▸ What the exercise asks:
Copy out each line of the material in which the word "Associazione" appears.

=-=-=

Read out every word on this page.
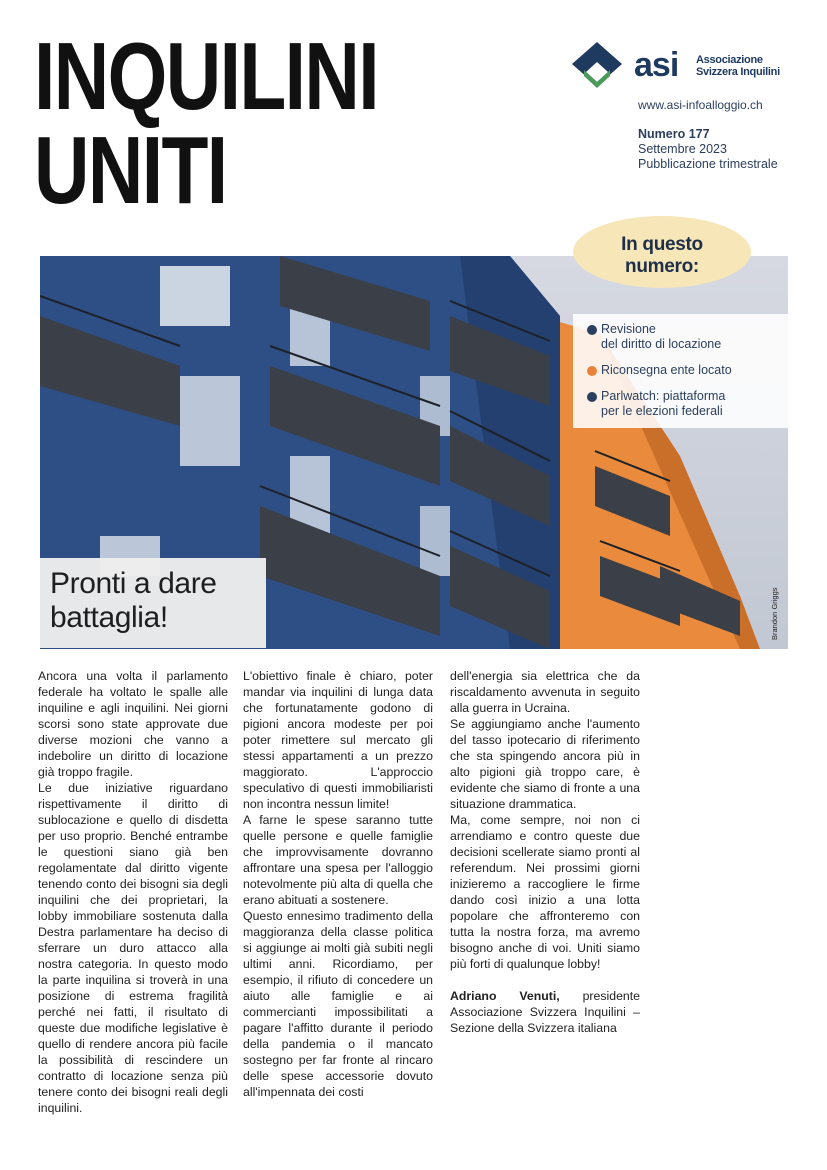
INQUILINI
UNITI
asi Associazione
Svizzera Inquilini
www.asi-infoalloggio.ch
Numero 177
Settembre 2023
Pubblicazione trimestrale
In questo
numero:
Revisione
del diritto di locazione
Riconsegna ente locato
Parlwatch: piattaforma
per le elezioni federali
Pronti a dare
battaglia!	Brandon Griggs

Ancora una volta il parlamento federale ha voltato le spalle alle inquiline e agli inquilini. Nei giorni scorsi sono state approvate due diverse mozioni che vanno a indebolire un diritto di locazione già troppo fragile.

Le due iniziative riguardano rispettivamente il diritto di sublocazione e quello di disdetta per uso proprio. Benché entrambe le questioni siano già ben regolamentate dal diritto vigente tenendo conto dei bisogni sia degli inquilini che dei proprietari, la lobby immobiliare sostenuta dalla Destra parlamentare ha deciso di sferrare un duro attacco alla nostra categoria. In questo modo la parte inquilina si troverà in una posizione di estrema fragilità perché nei fatti, il risultato di queste due modifiche legislative è quello di rendere ancora più facile la possibilità di rescindere un contratto di locazione senza più tenere conto dei bisogni reali degli inquilini.

L'obiettivo finale è chiaro, poter mandar via inquilini di lunga data che fortunatamente godono di pigioni ancora modeste per poi poter rimettere sul mercato gli stessi appartamenti a un prezzo maggiorato. L'approccio speculativo di questi immobiliaristi non incontra nessun limite!

A farne le spese saranno tutte quelle persone e quelle famiglie che improvvisamente dovranno affrontare una spesa per l'alloggio notevolmente più alta di quella che erano abituati a sostenere.

Questo ennesimo tradimento della maggioranza della classe politica si aggiunge ai molti già subiti negli ultimi anni. Ricordiamo, per esempio, il rifiuto di concedere un aiuto alle famiglie e ai commercianti impossibilitati a pagare l'affitto durante il periodo della pandemia o il mancato sostegno per far fronte al rincaro delle spese accessorie dovuto all'impennata dei costi

dell'energia sia elettrica che da riscaldamento avvenuta in seguito alla guerra in Ucraina.

Se aggiungiamo anche l'aumento del tasso ipotecario di riferimento che sta spingendo ancora più in alto pigioni già troppo care, è evidente che siamo di fronte a una situazione drammatica.

Ma, come sempre, noi non ci arrendiamo e contro queste due decisioni scellerate siamo pronti al referendum. Nei prossimi giorni inizieremo a raccogliere le firme dando così inizio a una lotta popolare che affronteremo con tutta la nostra forza, ma avremo bisogno anche di voi. Uniti siamo più forti di qualunque lobby!

Adriano Venuti, presidente Associazione Svizzera Inquilini – Sezione della Svizzera italiana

=-=-=

▸ Problem solution:
asi Associazione
Adriano Venuti, presidente Associazione Svizzera Inquilini – Sezione della Svizzera italiana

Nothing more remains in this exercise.